**WORK TO DO**
Find the word "title" in the records below. List each line containing it.
#### SUPPLIED ENTRIES
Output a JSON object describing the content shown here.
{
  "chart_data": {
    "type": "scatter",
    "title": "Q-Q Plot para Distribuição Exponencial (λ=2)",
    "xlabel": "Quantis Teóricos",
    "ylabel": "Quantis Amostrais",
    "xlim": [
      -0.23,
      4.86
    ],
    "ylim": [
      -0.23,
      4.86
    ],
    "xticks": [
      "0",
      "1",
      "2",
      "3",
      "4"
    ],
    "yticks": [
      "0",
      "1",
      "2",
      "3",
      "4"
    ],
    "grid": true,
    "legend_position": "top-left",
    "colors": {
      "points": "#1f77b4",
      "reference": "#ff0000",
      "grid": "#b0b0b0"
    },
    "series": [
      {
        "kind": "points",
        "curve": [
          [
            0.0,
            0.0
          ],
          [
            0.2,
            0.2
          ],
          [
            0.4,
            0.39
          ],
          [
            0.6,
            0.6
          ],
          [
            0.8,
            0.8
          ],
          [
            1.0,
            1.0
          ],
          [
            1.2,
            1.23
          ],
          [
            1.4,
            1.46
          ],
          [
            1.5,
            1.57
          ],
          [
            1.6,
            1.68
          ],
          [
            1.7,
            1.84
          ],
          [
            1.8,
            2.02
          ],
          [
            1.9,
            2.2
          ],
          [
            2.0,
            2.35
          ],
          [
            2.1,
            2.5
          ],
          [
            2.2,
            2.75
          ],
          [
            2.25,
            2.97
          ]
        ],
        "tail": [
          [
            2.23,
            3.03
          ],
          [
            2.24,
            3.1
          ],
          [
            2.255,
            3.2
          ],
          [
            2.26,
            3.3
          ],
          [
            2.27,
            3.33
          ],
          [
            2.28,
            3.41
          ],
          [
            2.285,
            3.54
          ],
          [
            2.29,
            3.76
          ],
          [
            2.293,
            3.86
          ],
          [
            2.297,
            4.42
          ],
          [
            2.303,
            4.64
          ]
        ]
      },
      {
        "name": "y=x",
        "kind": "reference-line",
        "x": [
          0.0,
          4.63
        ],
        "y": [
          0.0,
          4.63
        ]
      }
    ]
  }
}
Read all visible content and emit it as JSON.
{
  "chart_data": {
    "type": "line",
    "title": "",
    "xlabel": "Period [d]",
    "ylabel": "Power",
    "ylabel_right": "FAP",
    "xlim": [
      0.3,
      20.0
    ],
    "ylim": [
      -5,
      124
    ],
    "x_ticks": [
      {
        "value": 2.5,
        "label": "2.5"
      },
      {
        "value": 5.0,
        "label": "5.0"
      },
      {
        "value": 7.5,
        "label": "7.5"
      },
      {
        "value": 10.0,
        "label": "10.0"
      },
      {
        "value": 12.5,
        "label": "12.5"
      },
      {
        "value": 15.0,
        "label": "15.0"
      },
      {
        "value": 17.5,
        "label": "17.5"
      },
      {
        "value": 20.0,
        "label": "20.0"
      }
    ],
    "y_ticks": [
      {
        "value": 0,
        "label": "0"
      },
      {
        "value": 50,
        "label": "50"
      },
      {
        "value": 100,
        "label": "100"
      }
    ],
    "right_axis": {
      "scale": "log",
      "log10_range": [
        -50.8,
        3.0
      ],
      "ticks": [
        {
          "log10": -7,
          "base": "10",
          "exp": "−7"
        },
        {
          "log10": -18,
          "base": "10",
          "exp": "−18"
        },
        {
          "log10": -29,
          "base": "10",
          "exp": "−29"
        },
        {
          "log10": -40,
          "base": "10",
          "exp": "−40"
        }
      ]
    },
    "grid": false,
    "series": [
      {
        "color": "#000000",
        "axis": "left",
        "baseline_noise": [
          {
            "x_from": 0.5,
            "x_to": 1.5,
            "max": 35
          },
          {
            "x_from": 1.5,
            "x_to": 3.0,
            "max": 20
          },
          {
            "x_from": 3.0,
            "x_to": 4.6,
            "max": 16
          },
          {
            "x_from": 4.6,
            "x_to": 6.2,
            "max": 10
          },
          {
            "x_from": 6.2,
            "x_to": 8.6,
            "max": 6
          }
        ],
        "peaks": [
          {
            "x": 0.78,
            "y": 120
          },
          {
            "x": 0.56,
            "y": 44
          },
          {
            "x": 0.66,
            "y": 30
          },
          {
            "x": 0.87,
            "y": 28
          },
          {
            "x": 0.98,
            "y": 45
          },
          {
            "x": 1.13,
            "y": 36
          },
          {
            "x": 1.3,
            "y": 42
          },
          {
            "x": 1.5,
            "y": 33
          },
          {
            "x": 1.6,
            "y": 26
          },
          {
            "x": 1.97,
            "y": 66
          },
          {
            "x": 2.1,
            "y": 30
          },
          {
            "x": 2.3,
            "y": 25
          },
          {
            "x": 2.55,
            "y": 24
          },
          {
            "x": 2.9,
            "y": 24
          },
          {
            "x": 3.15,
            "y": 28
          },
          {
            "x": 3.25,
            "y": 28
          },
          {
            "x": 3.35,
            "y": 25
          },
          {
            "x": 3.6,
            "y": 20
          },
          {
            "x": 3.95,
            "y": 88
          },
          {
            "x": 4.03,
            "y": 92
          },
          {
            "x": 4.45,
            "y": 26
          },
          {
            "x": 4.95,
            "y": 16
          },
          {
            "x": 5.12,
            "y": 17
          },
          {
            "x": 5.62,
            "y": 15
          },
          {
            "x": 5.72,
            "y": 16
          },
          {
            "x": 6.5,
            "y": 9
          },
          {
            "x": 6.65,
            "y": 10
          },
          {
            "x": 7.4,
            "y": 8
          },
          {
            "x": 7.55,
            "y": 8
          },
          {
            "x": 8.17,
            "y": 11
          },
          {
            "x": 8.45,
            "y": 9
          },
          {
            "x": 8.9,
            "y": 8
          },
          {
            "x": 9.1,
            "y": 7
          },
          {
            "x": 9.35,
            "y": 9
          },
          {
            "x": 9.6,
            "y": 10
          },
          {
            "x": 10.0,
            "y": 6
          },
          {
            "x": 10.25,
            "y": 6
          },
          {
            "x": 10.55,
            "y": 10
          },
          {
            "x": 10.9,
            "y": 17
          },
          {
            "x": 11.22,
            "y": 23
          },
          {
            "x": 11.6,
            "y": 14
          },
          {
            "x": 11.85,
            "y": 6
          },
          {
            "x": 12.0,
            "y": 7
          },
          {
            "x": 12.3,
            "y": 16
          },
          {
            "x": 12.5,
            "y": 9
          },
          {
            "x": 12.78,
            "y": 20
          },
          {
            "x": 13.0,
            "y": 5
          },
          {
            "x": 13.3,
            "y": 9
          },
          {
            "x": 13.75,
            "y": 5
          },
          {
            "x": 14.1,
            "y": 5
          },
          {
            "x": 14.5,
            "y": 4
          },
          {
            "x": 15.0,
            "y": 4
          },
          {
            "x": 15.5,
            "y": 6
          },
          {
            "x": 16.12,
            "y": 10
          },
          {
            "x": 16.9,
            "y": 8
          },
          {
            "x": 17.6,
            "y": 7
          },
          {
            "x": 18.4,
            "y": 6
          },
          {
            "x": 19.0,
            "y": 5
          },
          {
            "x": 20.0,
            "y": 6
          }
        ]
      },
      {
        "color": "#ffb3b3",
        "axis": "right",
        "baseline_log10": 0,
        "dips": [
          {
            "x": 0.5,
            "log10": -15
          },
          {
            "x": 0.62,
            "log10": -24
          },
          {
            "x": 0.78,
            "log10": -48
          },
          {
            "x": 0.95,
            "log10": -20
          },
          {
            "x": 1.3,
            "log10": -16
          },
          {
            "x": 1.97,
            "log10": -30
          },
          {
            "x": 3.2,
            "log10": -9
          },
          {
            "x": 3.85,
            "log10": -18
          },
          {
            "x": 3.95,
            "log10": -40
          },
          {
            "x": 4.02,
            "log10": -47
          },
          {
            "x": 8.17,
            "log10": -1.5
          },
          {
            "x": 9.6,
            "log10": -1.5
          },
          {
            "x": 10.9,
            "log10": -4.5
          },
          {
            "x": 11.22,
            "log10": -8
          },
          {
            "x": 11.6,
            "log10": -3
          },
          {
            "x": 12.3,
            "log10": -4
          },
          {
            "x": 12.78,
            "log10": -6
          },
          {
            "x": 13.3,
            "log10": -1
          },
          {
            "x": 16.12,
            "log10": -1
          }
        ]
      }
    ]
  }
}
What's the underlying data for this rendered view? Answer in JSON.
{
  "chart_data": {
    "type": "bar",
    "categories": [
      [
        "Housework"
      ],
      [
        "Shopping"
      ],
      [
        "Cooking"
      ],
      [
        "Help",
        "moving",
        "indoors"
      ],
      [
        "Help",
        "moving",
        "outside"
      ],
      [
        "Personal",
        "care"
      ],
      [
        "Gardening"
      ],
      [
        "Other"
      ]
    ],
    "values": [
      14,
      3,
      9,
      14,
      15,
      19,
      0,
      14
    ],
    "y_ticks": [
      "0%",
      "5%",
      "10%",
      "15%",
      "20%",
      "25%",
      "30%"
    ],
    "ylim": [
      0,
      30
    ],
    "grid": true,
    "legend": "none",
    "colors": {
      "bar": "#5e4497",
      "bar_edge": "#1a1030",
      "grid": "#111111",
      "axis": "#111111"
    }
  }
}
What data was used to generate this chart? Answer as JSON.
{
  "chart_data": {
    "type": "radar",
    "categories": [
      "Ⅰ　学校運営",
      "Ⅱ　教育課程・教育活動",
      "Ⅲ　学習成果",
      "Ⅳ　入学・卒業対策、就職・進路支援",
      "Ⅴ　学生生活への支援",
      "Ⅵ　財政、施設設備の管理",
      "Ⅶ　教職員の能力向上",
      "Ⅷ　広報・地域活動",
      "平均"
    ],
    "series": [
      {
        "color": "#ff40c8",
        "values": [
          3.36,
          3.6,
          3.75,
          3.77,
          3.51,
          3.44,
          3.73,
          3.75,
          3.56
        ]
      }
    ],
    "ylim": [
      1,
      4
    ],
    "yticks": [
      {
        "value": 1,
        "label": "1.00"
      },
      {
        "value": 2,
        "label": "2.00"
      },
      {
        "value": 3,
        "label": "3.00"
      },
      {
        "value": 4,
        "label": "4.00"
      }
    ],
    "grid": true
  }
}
########
**IN RESPONSE**
    "title": "Q-Q Plot para Distribuição Exponencial (λ=2)",
    "title": "",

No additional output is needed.